**Texto para leer**:

######

Tiene sentido, aunque solo sea por la coincidencia de fechas y el fondo de la cuestión. Se referían Cabal y Hoyos a las Matronalias, las fiestas con las que se festejaba la entrada al año romano, que coincidía en primero de marzo. Aparentemente celebradas en recuerdo al rapto de las Sabinas, en las Matronalias las mujeres honraban a Juno, protectora de los partos y madre de Marte, el dios guerrero al que marzo debe su nombre; los esclavos libraban y los maridos oraban por sus esposas. De una u otra manera, la fiesta de Comadres fue reforzada en Gijón por la presencia en la villa, desde mediados del siglo XIX, de las cigarreras, motor de la vida social y, en cierto modo, pre sindical de la ciudad; del «women power» playu y del día que hoy se celebra.
«Ellas», las cigarreras, «escribieron con sus mejores años y sus más exquisitas labores las páginas tiernas, desenfadadas, divertidas y amables de un Gijón recoleto que ya no puede ser». La cita es de EL COMERCIO, febrero de 1961, una época en la que ya se hablaba en pasado de la fiesta de Comadres, aunque esta nunca hubiera dejado de celebrarse. Quizás -seguro- sí se hacía con menos ganas tras la prohibición, en 1939 y prolongada en 1940, del Antroxu que continuaba a la fiesta. Coincidía que alguna comadre a la que le tocara serlo en el primer tercio del siglo XX aprovechaba la fiesta para disfrazarse, especialmente a partir de la integración de las modistillas en la tradición, aunque estas, recordaba para este periódico, en 1991, Alida Hevia, iban a celebrar el día por su cuenta, lejos del extrarradio gijonés, al café Dindurra.

######

**Contenido de datos**:
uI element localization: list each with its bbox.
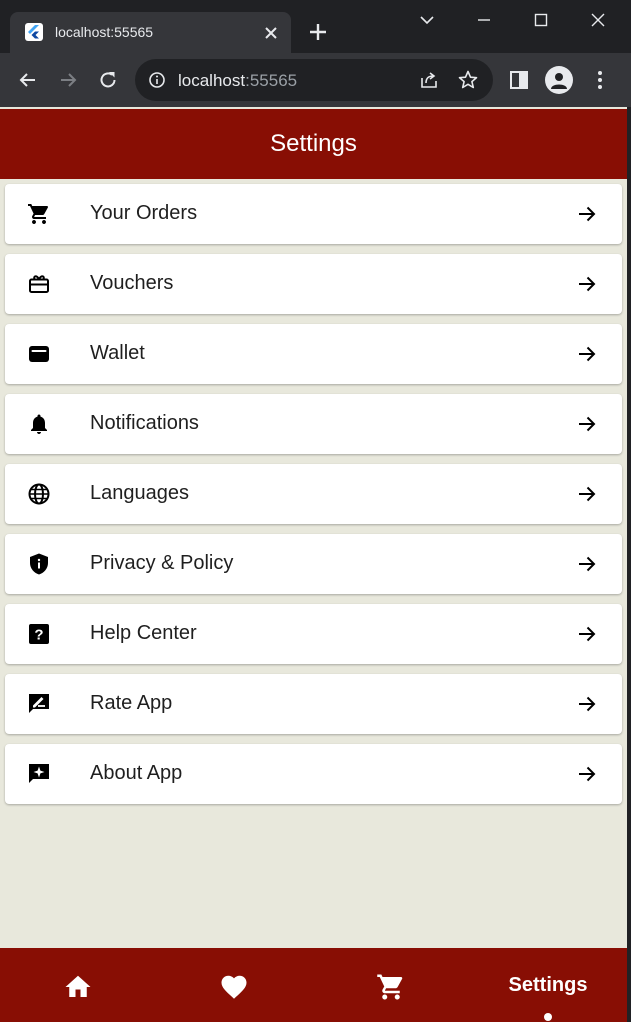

######

**Ejercicio propuesto**: Por favor, imprime literalmente el fragmento del texto sobre la fiesta de Comadres que comienza con "Tiene sentido, aunque" y continúa hasta "hoy se celebra.". Los datos no intervienen para nada en este ejercicio.

**Respuesta esperada**:
Tiene sentido, aunque solo sea por la coincidencia de fechas y el fondo de la cuestión. Se referían Cabal y Hoyos a las Matronalias, las fiestas con las que se festejaba la entrada al año romano, que coincidía en primero de marzo. Aparentemente celebradas en recuerdo al rapto de las Sabinas, en las Matronalias las mujeres honraban a Juno, protectora de los partos y madre de Marte, el dios guerrero al que marzo debe su nombre; los esclavos libraban y los maridos oraban por sus esposas. De una u otra manera, la fiesta de Comadres fue reforzada en Gijón por la presencia en la villa, desde mediados del siglo XIX, de las cigarreras, motor de la vida social y, en cierto modo, pre sindical de la ciudad; del «women power» playu y del día que hoy se celebra.